● Task details
Copy out every line containing the word "السكان".
____________________
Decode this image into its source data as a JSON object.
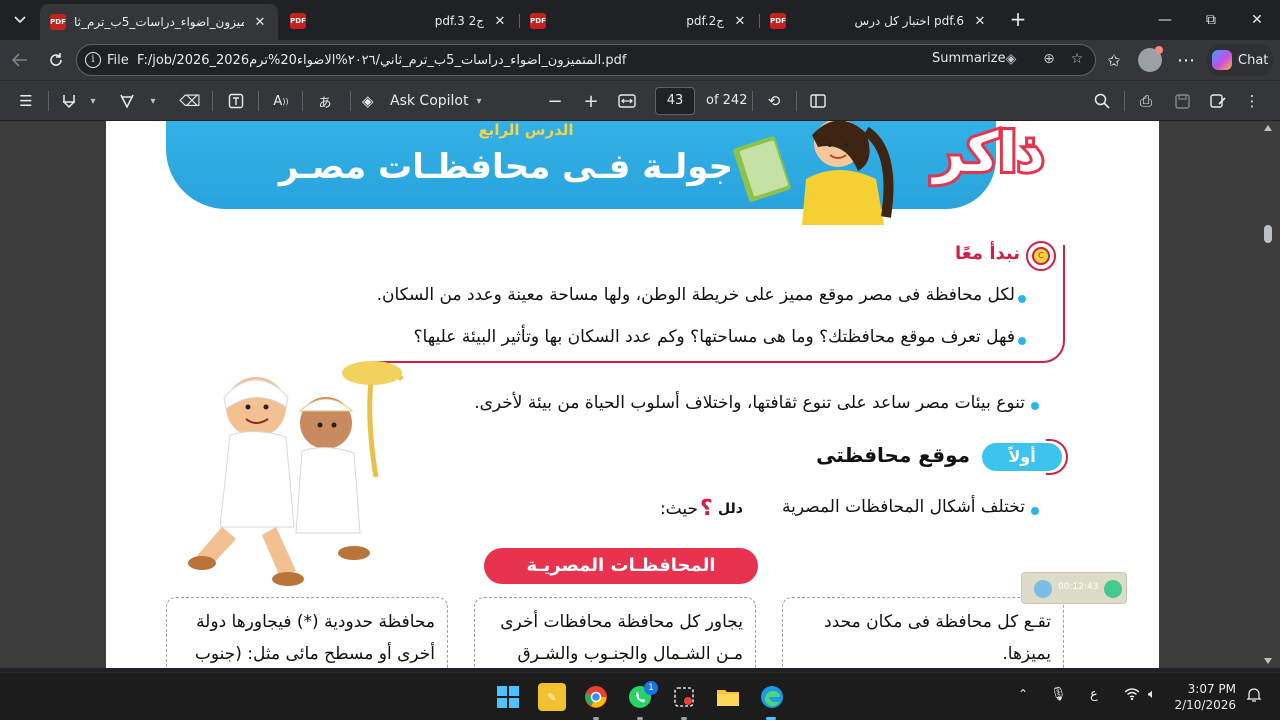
{
  "tabs": [
    {
      "title": "المتميزون_اضواء_دراسات_5ب_ترم_ثا",
      "active": true,
      "close": "✕"
    },
    {
      "title": "pdf.3 ج2",
      "active": false,
      "close": "✕"
    },
    {
      "title": "pdf.ج2",
      "active": false,
      "close": "✕"
    },
    {
      "title": "اختبار كل درس pdf.6",
      "active": false,
      "close": "✕"
    }
  ],
  "tab_icon_label": "PDF",
  "window_controls": {
    "minimize": "—",
    "maximize": "⧉",
    "close": "✕"
  },
  "address": {
    "scheme": "File",
    "url": "F:/job/2026_المتميزون_اضواء_دراسات_5ب_ترم_ثاني/٢٠٢٦%الاضواء20%ترم2026.pdf",
    "summarize_label": "Summarize",
    "chat_label": "Chat"
  },
  "pdf_toolbar": {
    "ask_copilot": "Ask Copilot",
    "page_current": "43",
    "page_total": "of 242"
  },
  "page": {
    "banner_kicker": "الدرس الرابع",
    "banner_title": "جولـة فـى محافظـات مصـر",
    "banner_badge": "ذاكر",
    "begin_title": "نبدأ معًا",
    "begin_badge_text": "C",
    "begin_lines": [
      "لكل محافظة فى مصر موقع مميز على خريطة الوطن، ولها مساحة معينة وعدد من السكان.",
      "فهل تعرف موقع محافظتك؟ وما هى مساحتها؟ وكم عدد السكان بها وتأثير البيئة عليها؟"
    ],
    "diversity_line": "تنوع بيئات مصر ساعد على تنوع ثقافتها، واختلاف أسلوب الحياة من بيئة لأخرى.",
    "section_number": "أولاً",
    "section_title": "موقع محافظتى",
    "shapes_line_prefix": "تختلف أشكال المحافظات المصرية",
    "shapes_guide": "دلل",
    "shapes_line_suffix": "حيث:",
    "red_pill": "المحافظـات المصريـة",
    "cards": [
      {
        "lines": [
          "تقـع كل محافظة فى مكان محدد",
          "يميزها."
        ]
      },
      {
        "lines": [
          "يجاور كل محافظة محافظات أخرى",
          "مـن الشـمال والجنـوب والشـرق"
        ]
      },
      {
        "lines": [
          "محافظة حدودية (*) فيجاورها دولة",
          "أخرى أو مسطح مائى مثل: (جنوب"
        ]
      }
    ]
  },
  "media_timer": "00:12:43",
  "taskbar": {
    "whatsapp_badge": "1",
    "lang": "ع",
    "time": "3:07 PM",
    "date": "2/10/2026"
  },
  "colors": {
    "accent_red": "#d41e45",
    "banner_blue": "#2aa3dc",
    "bullet_blue": "#29b6e6"
  }
}
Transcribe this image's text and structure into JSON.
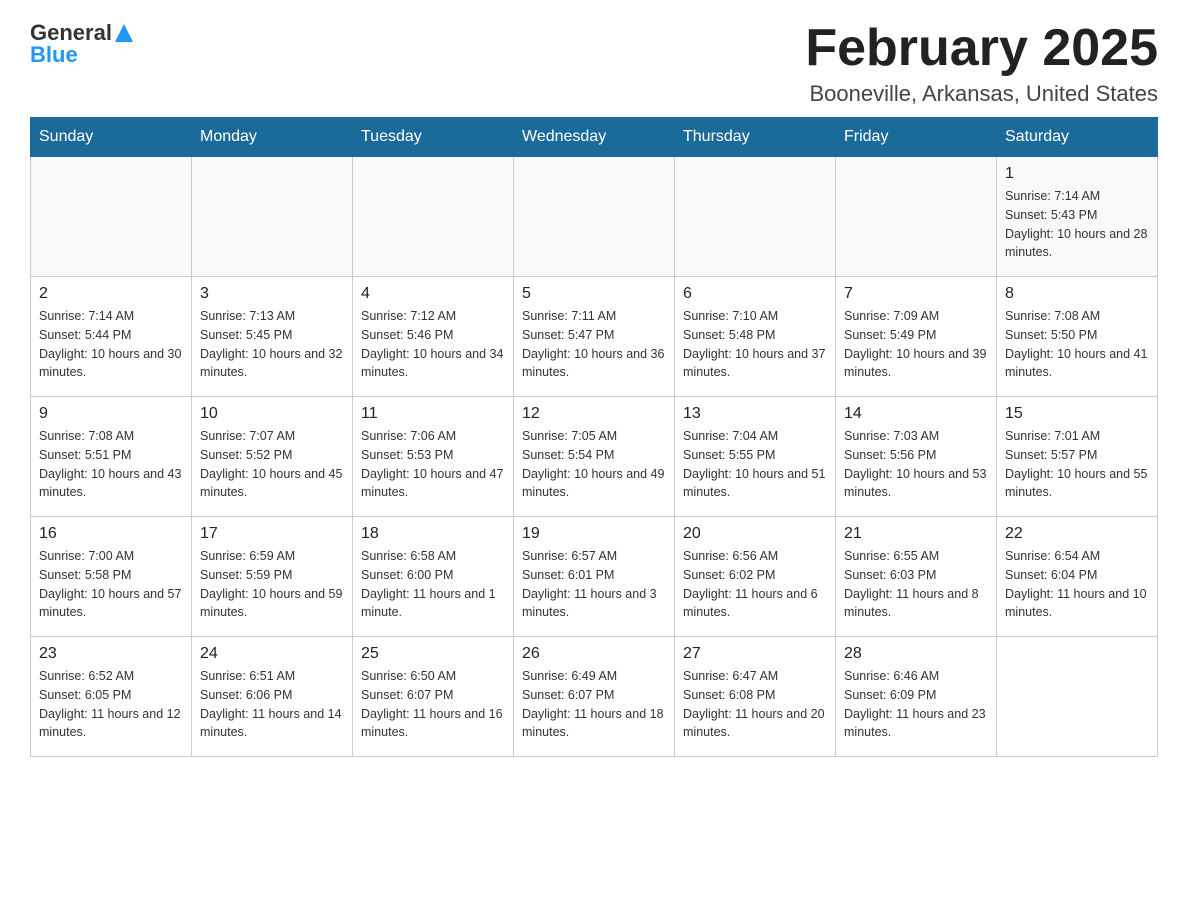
{
  "logo": {
    "general": "General",
    "blue": "Blue"
  },
  "header": {
    "month": "February 2025",
    "location": "Booneville, Arkansas, United States"
  },
  "days_of_week": [
    "Sunday",
    "Monday",
    "Tuesday",
    "Wednesday",
    "Thursday",
    "Friday",
    "Saturday"
  ],
  "weeks": [
    [
      {
        "day": "",
        "sunrise": "",
        "sunset": "",
        "daylight": ""
      },
      {
        "day": "",
        "sunrise": "",
        "sunset": "",
        "daylight": ""
      },
      {
        "day": "",
        "sunrise": "",
        "sunset": "",
        "daylight": ""
      },
      {
        "day": "",
        "sunrise": "",
        "sunset": "",
        "daylight": ""
      },
      {
        "day": "",
        "sunrise": "",
        "sunset": "",
        "daylight": ""
      },
      {
        "day": "",
        "sunrise": "",
        "sunset": "",
        "daylight": ""
      },
      {
        "day": "1",
        "sunrise": "Sunrise: 7:14 AM",
        "sunset": "Sunset: 5:43 PM",
        "daylight": "Daylight: 10 hours and 28 minutes."
      }
    ],
    [
      {
        "day": "2",
        "sunrise": "Sunrise: 7:14 AM",
        "sunset": "Sunset: 5:44 PM",
        "daylight": "Daylight: 10 hours and 30 minutes."
      },
      {
        "day": "3",
        "sunrise": "Sunrise: 7:13 AM",
        "sunset": "Sunset: 5:45 PM",
        "daylight": "Daylight: 10 hours and 32 minutes."
      },
      {
        "day": "4",
        "sunrise": "Sunrise: 7:12 AM",
        "sunset": "Sunset: 5:46 PM",
        "daylight": "Daylight: 10 hours and 34 minutes."
      },
      {
        "day": "5",
        "sunrise": "Sunrise: 7:11 AM",
        "sunset": "Sunset: 5:47 PM",
        "daylight": "Daylight: 10 hours and 36 minutes."
      },
      {
        "day": "6",
        "sunrise": "Sunrise: 7:10 AM",
        "sunset": "Sunset: 5:48 PM",
        "daylight": "Daylight: 10 hours and 37 minutes."
      },
      {
        "day": "7",
        "sunrise": "Sunrise: 7:09 AM",
        "sunset": "Sunset: 5:49 PM",
        "daylight": "Daylight: 10 hours and 39 minutes."
      },
      {
        "day": "8",
        "sunrise": "Sunrise: 7:08 AM",
        "sunset": "Sunset: 5:50 PM",
        "daylight": "Daylight: 10 hours and 41 minutes."
      }
    ],
    [
      {
        "day": "9",
        "sunrise": "Sunrise: 7:08 AM",
        "sunset": "Sunset: 5:51 PM",
        "daylight": "Daylight: 10 hours and 43 minutes."
      },
      {
        "day": "10",
        "sunrise": "Sunrise: 7:07 AM",
        "sunset": "Sunset: 5:52 PM",
        "daylight": "Daylight: 10 hours and 45 minutes."
      },
      {
        "day": "11",
        "sunrise": "Sunrise: 7:06 AM",
        "sunset": "Sunset: 5:53 PM",
        "daylight": "Daylight: 10 hours and 47 minutes."
      },
      {
        "day": "12",
        "sunrise": "Sunrise: 7:05 AM",
        "sunset": "Sunset: 5:54 PM",
        "daylight": "Daylight: 10 hours and 49 minutes."
      },
      {
        "day": "13",
        "sunrise": "Sunrise: 7:04 AM",
        "sunset": "Sunset: 5:55 PM",
        "daylight": "Daylight: 10 hours and 51 minutes."
      },
      {
        "day": "14",
        "sunrise": "Sunrise: 7:03 AM",
        "sunset": "Sunset: 5:56 PM",
        "daylight": "Daylight: 10 hours and 53 minutes."
      },
      {
        "day": "15",
        "sunrise": "Sunrise: 7:01 AM",
        "sunset": "Sunset: 5:57 PM",
        "daylight": "Daylight: 10 hours and 55 minutes."
      }
    ],
    [
      {
        "day": "16",
        "sunrise": "Sunrise: 7:00 AM",
        "sunset": "Sunset: 5:58 PM",
        "daylight": "Daylight: 10 hours and 57 minutes."
      },
      {
        "day": "17",
        "sunrise": "Sunrise: 6:59 AM",
        "sunset": "Sunset: 5:59 PM",
        "daylight": "Daylight: 10 hours and 59 minutes."
      },
      {
        "day": "18",
        "sunrise": "Sunrise: 6:58 AM",
        "sunset": "Sunset: 6:00 PM",
        "daylight": "Daylight: 11 hours and 1 minute."
      },
      {
        "day": "19",
        "sunrise": "Sunrise: 6:57 AM",
        "sunset": "Sunset: 6:01 PM",
        "daylight": "Daylight: 11 hours and 3 minutes."
      },
      {
        "day": "20",
        "sunrise": "Sunrise: 6:56 AM",
        "sunset": "Sunset: 6:02 PM",
        "daylight": "Daylight: 11 hours and 6 minutes."
      },
      {
        "day": "21",
        "sunrise": "Sunrise: 6:55 AM",
        "sunset": "Sunset: 6:03 PM",
        "daylight": "Daylight: 11 hours and 8 minutes."
      },
      {
        "day": "22",
        "sunrise": "Sunrise: 6:54 AM",
        "sunset": "Sunset: 6:04 PM",
        "daylight": "Daylight: 11 hours and 10 minutes."
      }
    ],
    [
      {
        "day": "23",
        "sunrise": "Sunrise: 6:52 AM",
        "sunset": "Sunset: 6:05 PM",
        "daylight": "Daylight: 11 hours and 12 minutes."
      },
      {
        "day": "24",
        "sunrise": "Sunrise: 6:51 AM",
        "sunset": "Sunset: 6:06 PM",
        "daylight": "Daylight: 11 hours and 14 minutes."
      },
      {
        "day": "25",
        "sunrise": "Sunrise: 6:50 AM",
        "sunset": "Sunset: 6:07 PM",
        "daylight": "Daylight: 11 hours and 16 minutes."
      },
      {
        "day": "26",
        "sunrise": "Sunrise: 6:49 AM",
        "sunset": "Sunset: 6:07 PM",
        "daylight": "Daylight: 11 hours and 18 minutes."
      },
      {
        "day": "27",
        "sunrise": "Sunrise: 6:47 AM",
        "sunset": "Sunset: 6:08 PM",
        "daylight": "Daylight: 11 hours and 20 minutes."
      },
      {
        "day": "28",
        "sunrise": "Sunrise: 6:46 AM",
        "sunset": "Sunset: 6:09 PM",
        "daylight": "Daylight: 11 hours and 23 minutes."
      },
      {
        "day": "",
        "sunrise": "",
        "sunset": "",
        "daylight": ""
      }
    ]
  ]
}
____________________
● The result
      "لكل محافظة فى مصر موقع مميز على خريطة الوطن، ولها مساحة معينة وعدد من السكان.",
      "فهل تعرف موقع محافظتك؟ وما هى مساحتها؟ وكم عدد السكان بها وتأثير البيئة عليها؟"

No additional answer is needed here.